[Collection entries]
+---+
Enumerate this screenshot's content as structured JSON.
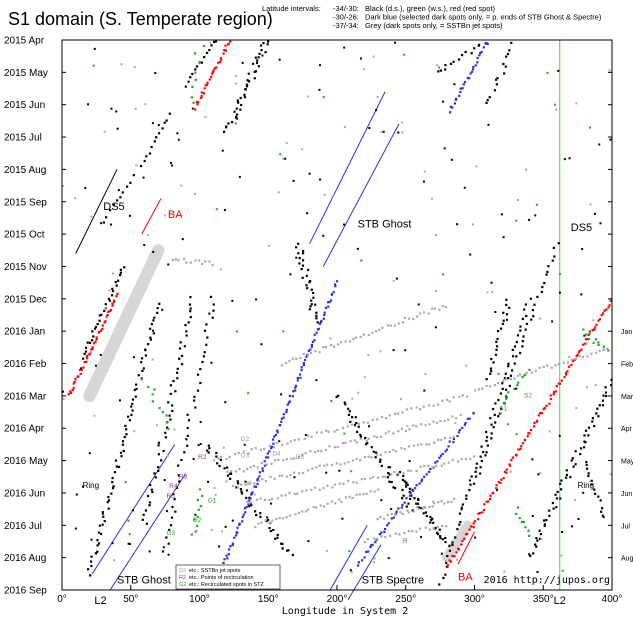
{
  "chart_data": {
    "type": "scatter",
    "title": "S1 domain (S. Temperate region)",
    "legend_top": {
      "heading": "Latitude intervals:",
      "lines": [
        {
          "range": "-34/-30:",
          "text": "Black (d.s.), green (w.s.), red (red spot)"
        },
        {
          "range": "-30/-26:",
          "text": "Dark blue (selected dark spots only, = p. ends of STB Ghost & Spectre)"
        },
        {
          "range": "-37/-34:",
          "text": "Grey (dark spots only, = SSTBn jet spots)"
        }
      ]
    },
    "xlabel": "Longitude in System 2",
    "xlim": [
      0,
      400
    ],
    "x_ticks": [
      "0°",
      "50°",
      "100°",
      "150°",
      "200°",
      "250°",
      "300°",
      "350°",
      "400°"
    ],
    "y_ticks_left": [
      "2015 Apr",
      "2015 May",
      "2015 Jun",
      "2015 Jul",
      "2015 Aug",
      "2015 Sep",
      "2015 Oct",
      "2015 Nov",
      "2015 Dec",
      "2016 Jan",
      "2016 Feb",
      "2016 Mar",
      "2016 Apr",
      "2016 May",
      "2016 Jun",
      "2016 Jul",
      "2016 Aug",
      "2016 Sep"
    ],
    "y_ticks_right": [
      "Jan",
      "Feb",
      "Mar",
      "Apr",
      "May",
      "Jun",
      "Jul",
      "Aug"
    ],
    "L2_label": "L2",
    "L2_longitudes": [
      28,
      362
    ],
    "credit": "2016 http://jupos.org",
    "colors": {
      "black": "#000000",
      "green": "#22aa22",
      "red": "#ff0000",
      "blue": "#2233dd",
      "grey": "#aaaaaa",
      "l2_line": "#33dd33",
      "band": "#cccccc"
    },
    "feature_labels": [
      {
        "text": "DS5",
        "x": 30,
        "y": 5.25,
        "color": "#000000",
        "size": 11
      },
      {
        "text": "BA",
        "x": 77,
        "y": 5.5,
        "color": "#ff0000",
        "size": 11
      },
      {
        "text": "STB Ghost",
        "x": 215,
        "y": 5.8,
        "color": "#000000",
        "size": 11
      },
      {
        "text": "DS5",
        "x": 370,
        "y": 5.9,
        "color": "#000000",
        "size": 11
      },
      {
        "text": "Ring",
        "x": 15,
        "y": 13.85,
        "color": "#000000",
        "size": 8
      },
      {
        "text": "Ring",
        "x": 375,
        "y": 13.85,
        "color": "#000000",
        "size": 8
      },
      {
        "text": "STB Ghost",
        "x": 40,
        "y": 16.8,
        "color": "#000000",
        "size": 11
      },
      {
        "text": "STB Spectre",
        "x": 218,
        "y": 16.8,
        "color": "#000000",
        "size": 11
      },
      {
        "text": "BA",
        "x": 288,
        "y": 16.7,
        "color": "#ff0000",
        "size": 11
      }
    ],
    "spot_labels": [
      {
        "text": "D2",
        "x": 130,
        "y": 12.4,
        "color": "#999999"
      },
      {
        "text": "D3",
        "x": 130,
        "y": 12.9,
        "color": "#999999"
      },
      {
        "text": "D4",
        "x": 153,
        "y": 12.85,
        "color": "#999999"
      },
      {
        "text": "D5",
        "x": 170,
        "y": 12.95,
        "color": "#999999"
      },
      {
        "text": "D6",
        "x": 132,
        "y": 13.75,
        "color": "#999999"
      },
      {
        "text": "R2",
        "x": 99,
        "y": 12.95,
        "color": "#993399"
      },
      {
        "text": "R3",
        "x": 85,
        "y": 13.55,
        "color": "#993399"
      },
      {
        "text": "R4",
        "x": 78,
        "y": 13.85,
        "color": "#993399"
      },
      {
        "text": "R5",
        "x": 76,
        "y": 14.15,
        "color": "#993399"
      },
      {
        "text": "R",
        "x": 248,
        "y": 15.55,
        "color": "#993399"
      },
      {
        "text": "G1",
        "x": 106,
        "y": 14.3,
        "color": "#22aa22"
      },
      {
        "text": "G2",
        "x": 95,
        "y": 14.9,
        "color": "#22aa22"
      },
      {
        "text": "G3",
        "x": 76,
        "y": 15.3,
        "color": "#22aa22"
      },
      {
        "text": "S1",
        "x": 318,
        "y": 11.45,
        "color": "#22aa22"
      },
      {
        "text": "S2",
        "x": 336,
        "y": 11.05,
        "color": "#22aa22"
      }
    ],
    "key_box": {
      "items": [
        {
          "sym": "D2",
          "color": "#999999",
          "text": "etc.:   SSTBn jet spots"
        },
        {
          "sym": "R2",
          "color": "#993399",
          "text": "etc.:   Points of recirculation"
        },
        {
          "sym": "G2",
          "color": "#22aa22",
          "text": "etc.:   Recirculated spots in STZ"
        }
      ]
    },
    "drifts": [
      {
        "color": "#000000",
        "x0": 52,
        "y0": 4.2,
        "x1": 30,
        "y1": 5.6,
        "n": 10,
        "w": 1.3
      },
      {
        "color": "#000000",
        "x0": 58,
        "y0": 3.9,
        "x1": 78,
        "y1": 2.3,
        "n": 12,
        "w": 1.3
      },
      {
        "color": "#000000",
        "x0": 112,
        "y0": 0.0,
        "x1": 90,
        "y1": 1.4,
        "n": 14,
        "w": 1.3
      },
      {
        "color": "#000000",
        "x0": 45,
        "y0": 7.0,
        "x1": 15,
        "y1": 9.8,
        "n": 30,
        "w": 2.4
      },
      {
        "color": "#000000",
        "x0": 70,
        "y0": 8.2,
        "x1": 20,
        "y1": 16.5,
        "n": 70,
        "w": 4
      },
      {
        "color": "#000000",
        "x0": 95,
        "y0": 8.0,
        "x1": 60,
        "y1": 15.0,
        "n": 50,
        "w": 5
      },
      {
        "color": "#000000",
        "x0": 150,
        "y0": 0.0,
        "x1": 120,
        "y1": 2.8,
        "n": 40,
        "w": 6
      },
      {
        "color": "#000000",
        "x0": 110,
        "y0": 8.0,
        "x1": 75,
        "y1": 15.8,
        "n": 40,
        "w": 5
      },
      {
        "color": "#000000",
        "x0": 105,
        "y0": 12.5,
        "x1": 165,
        "y1": 15.9,
        "n": 45,
        "w": 6
      },
      {
        "color": "#000000",
        "x0": 172,
        "y0": 6.3,
        "x1": 185,
        "y1": 8.8,
        "n": 30,
        "w": 6
      },
      {
        "color": "#000000",
        "x0": 200,
        "y0": 11.0,
        "x1": 255,
        "y1": 14.5,
        "n": 40,
        "w": 6
      },
      {
        "color": "#000000",
        "x0": 245,
        "y0": 13.4,
        "x1": 280,
        "y1": 15.6,
        "n": 40,
        "w": 4
      },
      {
        "color": "#000000",
        "x0": 360,
        "y0": 6.3,
        "x1": 300,
        "y1": 13.7,
        "n": 45,
        "w": 3
      },
      {
        "color": "#000000",
        "x0": 325,
        "y0": 8.0,
        "x1": 310,
        "y1": 10.5,
        "n": 20,
        "w": 4
      },
      {
        "color": "#000000",
        "x0": 340,
        "y0": 8.0,
        "x1": 275,
        "y1": 16.8,
        "n": 55,
        "w": 3
      },
      {
        "color": "#000000",
        "x0": 400,
        "y0": 10.5,
        "x1": 340,
        "y1": 16.0,
        "n": 60,
        "w": 5
      },
      {
        "color": "#000000",
        "x0": 272,
        "y0": 1.0,
        "x1": 310,
        "y1": 0.0,
        "n": 15,
        "w": 4
      },
      {
        "color": "#000000",
        "x0": 330,
        "y0": 0.0,
        "x1": 310,
        "y1": 2.0,
        "n": 15,
        "w": 4
      },
      {
        "color": "#000000",
        "x0": 380,
        "y0": 13.0,
        "x1": 395,
        "y1": 14.8,
        "n": 15,
        "w": 3
      },
      {
        "color": "#ff0000",
        "x0": 122,
        "y0": 0.0,
        "x1": 97,
        "y1": 2.1,
        "n": 30,
        "w": 1.5
      },
      {
        "color": "#ff0000",
        "x0": 40,
        "y0": 7.9,
        "x1": 5,
        "y1": 11.0,
        "n": 45,
        "w": 1.5
      },
      {
        "color": "#ff0000",
        "x0": 400,
        "y0": 8.0,
        "x1": 280,
        "y1": 16.3,
        "n": 110,
        "w": 1.5
      },
      {
        "color": "#2233dd",
        "x0": 310,
        "y0": 0.0,
        "x1": 282,
        "y1": 2.2,
        "n": 28,
        "w": 1.5
      },
      {
        "color": "#2233dd",
        "x0": 200,
        "y0": 7.5,
        "x1": 115,
        "y1": 16.5,
        "n": 110,
        "w": 1.5
      },
      {
        "color": "#2233dd",
        "x0": 300,
        "y0": 11.5,
        "x1": 215,
        "y1": 16.2,
        "n": 60,
        "w": 1.5
      },
      {
        "color": "#aaaaaa",
        "x0": 160,
        "y0": 10.0,
        "x1": 280,
        "y1": 8.2,
        "n": 45,
        "w": 1.5
      },
      {
        "color": "#aaaaaa",
        "x0": 110,
        "y0": 13.0,
        "x1": 295,
        "y1": 11.0,
        "n": 60,
        "w": 1.5
      },
      {
        "color": "#aaaaaa",
        "x0": 120,
        "y0": 13.4,
        "x1": 290,
        "y1": 11.6,
        "n": 60,
        "w": 1.5
      },
      {
        "color": "#aaaaaa",
        "x0": 125,
        "y0": 13.8,
        "x1": 285,
        "y1": 12.3,
        "n": 55,
        "w": 1.5
      },
      {
        "color": "#aaaaaa",
        "x0": 135,
        "y0": 14.3,
        "x1": 300,
        "y1": 12.9,
        "n": 55,
        "w": 1.5
      },
      {
        "color": "#aaaaaa",
        "x0": 140,
        "y0": 15.0,
        "x1": 230,
        "y1": 13.9,
        "n": 35,
        "w": 1.5
      },
      {
        "color": "#aaaaaa",
        "x0": 230,
        "y0": 14.8,
        "x1": 285,
        "y1": 14.2,
        "n": 25,
        "w": 1.5
      },
      {
        "color": "#aaaaaa",
        "x0": 80,
        "y0": 6.8,
        "x1": 110,
        "y1": 6.9,
        "n": 12,
        "w": 1.5
      },
      {
        "color": "#aaaaaa",
        "x0": 300,
        "y0": 10.8,
        "x1": 400,
        "y1": 9.5,
        "n": 35,
        "w": 1.5
      },
      {
        "color": "#aaaaaa",
        "x0": 220,
        "y0": 15.5,
        "x1": 280,
        "y1": 15.0,
        "n": 20,
        "w": 1.5
      },
      {
        "color": "#22aa22",
        "x0": 80,
        "y0": 12.0,
        "x1": 60,
        "y1": 10.5,
        "n": 10,
        "w": 6
      },
      {
        "color": "#22aa22",
        "x0": 102,
        "y0": 13.9,
        "x1": 95,
        "y1": 15.3,
        "n": 10,
        "w": 4
      },
      {
        "color": "#22aa22",
        "x0": 340,
        "y0": 10.2,
        "x1": 320,
        "y1": 11.2,
        "n": 10,
        "w": 5
      },
      {
        "color": "#22aa22",
        "x0": 380,
        "y0": 9.0,
        "x1": 395,
        "y1": 9.6,
        "n": 10,
        "w": 5
      },
      {
        "color": "#22aa22",
        "x0": 100,
        "y0": 0.2,
        "x1": 95,
        "y1": 2.0,
        "n": 8,
        "w": 8
      },
      {
        "color": "#22aa22",
        "x0": 330,
        "y0": 14.5,
        "x1": 340,
        "y1": 15.3,
        "n": 8,
        "w": 5
      }
    ],
    "guide_lines": [
      {
        "color": "#000000",
        "x0": 10,
        "y0": 6.6,
        "x1": 40,
        "y1": 4.0
      },
      {
        "color": "#ff0000",
        "x0": 58,
        "y0": 6.0,
        "x1": 72,
        "y1": 4.9
      },
      {
        "color": "#2233dd",
        "x0": 180,
        "y0": 6.3,
        "x1": 235,
        "y1": 1.6
      },
      {
        "color": "#2233dd",
        "x0": 190,
        "y0": 7.0,
        "x1": 245,
        "y1": 2.6
      },
      {
        "color": "#2233dd",
        "x0": 22,
        "y0": 16.5,
        "x1": 82,
        "y1": 12.5
      },
      {
        "color": "#2233dd",
        "x0": 35,
        "y0": 17.0,
        "x1": 90,
        "y1": 13.4
      },
      {
        "color": "#2233dd",
        "x0": 208,
        "y0": 17.3,
        "x1": 232,
        "y1": 15.6
      },
      {
        "color": "#2233dd",
        "x0": 195,
        "y0": 17.0,
        "x1": 222,
        "y1": 15.0
      },
      {
        "color": "#ff0000",
        "x0": 288,
        "y0": 16.2,
        "x1": 300,
        "y1": 15.2
      }
    ],
    "bands": [
      {
        "x0": 70,
        "y0": 6.5,
        "x1": 20,
        "y1": 11.0,
        "w": 9
      },
      {
        "x0": 295,
        "y0": 15.0,
        "x1": 280,
        "y1": 16.0,
        "w": 7
      }
    ]
  }
}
+---+
### [WRITTEN TASK]
Filter the listing for the word "SSTBn" and copy every line that holds it.

### [ANSWER TO THIS EXERCISE]
          "text": "Grey (dark spots only, = SSTBn jet spots)"
          "text": "etc.:   SSTBn jet spots"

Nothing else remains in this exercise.